::: MATERIAL TO PROCESS :::
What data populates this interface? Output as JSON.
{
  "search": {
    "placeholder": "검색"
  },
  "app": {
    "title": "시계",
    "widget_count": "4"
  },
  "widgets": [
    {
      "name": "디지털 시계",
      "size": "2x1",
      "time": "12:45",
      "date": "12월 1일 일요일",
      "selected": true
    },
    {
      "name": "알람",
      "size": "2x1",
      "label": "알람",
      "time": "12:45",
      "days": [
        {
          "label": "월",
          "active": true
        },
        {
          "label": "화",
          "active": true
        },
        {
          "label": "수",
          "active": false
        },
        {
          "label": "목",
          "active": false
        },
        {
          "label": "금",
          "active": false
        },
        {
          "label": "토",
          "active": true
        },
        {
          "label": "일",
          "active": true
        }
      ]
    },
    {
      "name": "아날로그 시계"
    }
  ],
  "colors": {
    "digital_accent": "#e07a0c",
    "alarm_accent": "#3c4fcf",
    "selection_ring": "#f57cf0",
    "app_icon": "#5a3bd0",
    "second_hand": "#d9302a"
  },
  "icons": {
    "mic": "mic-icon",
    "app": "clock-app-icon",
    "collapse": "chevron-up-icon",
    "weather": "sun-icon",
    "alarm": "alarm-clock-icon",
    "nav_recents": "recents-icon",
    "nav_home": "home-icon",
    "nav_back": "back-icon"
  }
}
:::
• **WHAT IS ASKED**:
Search the lines for the string "clock" and copy every line that has it.

• **SOLUTION TO THIS PROBLEM**:
    "app": "clock-app-icon",
    "alarm": "alarm-clock-icon",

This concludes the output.